• [To do] Please retype the data in full and exactly; the pictures are not part of the copy.
::: Exercise data :::
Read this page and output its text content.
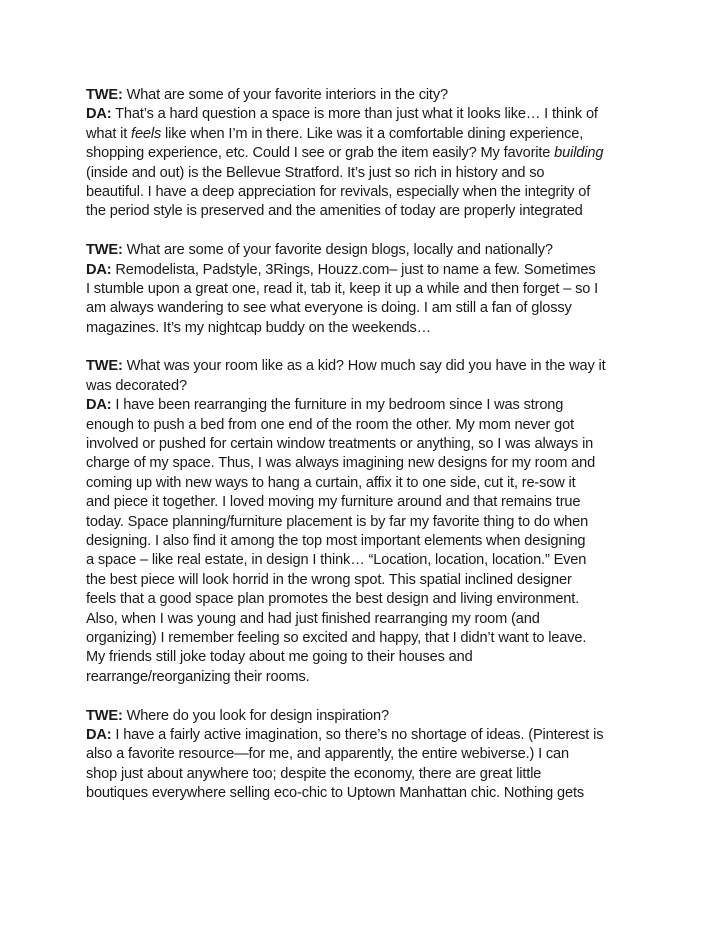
TWE: What are some of your favorite interiors in the city?
DA: That’s a hard question a space is more than just what it looks like… I think of
what it feels like when I’m in there. Like was it a comfortable dining experience,
shopping experience, etc. Could I see or grab the item easily? My favorite building
(inside and out) is the Bellevue Stratford. It’s just so rich in history and so
beautiful. I have a deep appreciation for revivals, especially when the integrity of
the period style is preserved and the amenities of today are properly integrated
TWE: What are some of your favorite design blogs, locally and nationally?
DA: Remodelista, Padstyle, 3Rings, Houzz.com– just to name a few. Sometimes
I stumble upon a great one, read it, tab it, keep it up a while and then forget – so I
am always wandering to see what everyone is doing. I am still a fan of glossy
magazines. It’s my nightcap buddy on the weekends…
TWE: What was your room like as a kid? How much say did you have in the way it
was decorated?
DA: I have been rearranging the furniture in my bedroom since I was strong
enough to push a bed from one end of the room the other. My mom never got
involved or pushed for certain window treatments or anything, so I was always in
charge of my space. Thus, I was always imagining new designs for my room and
coming up with new ways to hang a curtain, affix it to one side, cut it, re-sow it
and piece it together. I loved moving my furniture around and that remains true
today. Space planning/furniture placement is by far my favorite thing to do when
designing. I also find it among the top most important elements when designing
a space – like real estate, in design I think… “Location, location, location.” Even
the best piece will look horrid in the wrong spot. This spatial inclined designer
feels that a good space plan promotes the best design and living environment.
Also, when I was young and had just finished rearranging my room (and
organizing) I remember feeling so excited and happy, that I didn’t want to leave.
My friends still joke today about me going to their houses and
rearrange/reorganizing their rooms.
TWE: Where do you look for design inspiration?
DA: I have a fairly active imagination, so there’s no shortage of ideas. (Pinterest is
also a favorite resource—for me, and apparently, the entire webiverse.) I can
shop just about anywhere too; despite the economy, there are great little
boutiques everywhere selling eco-chic to Uptown Manhattan chic. Nothing gets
:::
• [Reply]
Read this page and output its text content.
TWE: What are some of your favorite interiors in the city?
DA: That’s a hard question a space is more than just what it looks like… I think of
what it feels like when I’m in there. Like was it a comfortable dining experience,
shopping experience, etc. Could I see or grab the item easily? My favorite building
(inside and out) is the Bellevue Stratford. It’s just so rich in history and so
beautiful. I have a deep appreciation for revivals, especially when the integrity of
the period style is preserved and the amenities of today are properly integrated
TWE: What are some of your favorite design blogs, locally and nationally?
DA: Remodelista, Padstyle, 3Rings, Houzz.com– just to name a few. Sometimes
I stumble upon a great one, read it, tab it, keep it up a while and then forget – so I
am always wandering to see what everyone is doing. I am still a fan of glossy
magazines. It’s my nightcap buddy on the weekends…
TWE: What was your room like as a kid? How much say did you have in the way it
was decorated?
DA: I have been rearranging the furniture in my bedroom since I was strong
enough to push a bed from one end of the room the other. My mom never got
involved or pushed for certain window treatments or anything, so I was always in
charge of my space. Thus, I was always imagining new designs for my room and
coming up with new ways to hang a curtain, affix it to one side, cut it, re-sow it
and piece it together. I loved moving my furniture around and that remains true
today. Space planning/furniture placement is by far my favorite thing to do when
designing. I also find it among the top most important elements when designing
a space – like real estate, in design I think… “Location, location, location.” Even
the best piece will look horrid in the wrong spot. This spatial inclined designer
feels that a good space plan promotes the best design and living environment.
Also, when I was young and had just finished rearranging my room (and
organizing) I remember feeling so excited and happy, that I didn’t want to leave.
My friends still joke today about me going to their houses and
rearrange/reorganizing their rooms.
TWE: Where do you look for design inspiration?
DA: I have a fairly active imagination, so there’s no shortage of ideas. (Pinterest is
also a favorite resource—for me, and apparently, the entire webiverse.) I can
shop just about anywhere too; despite the economy, there are great little
boutiques everywhere selling eco-chic to Uptown Manhattan chic. Nothing gets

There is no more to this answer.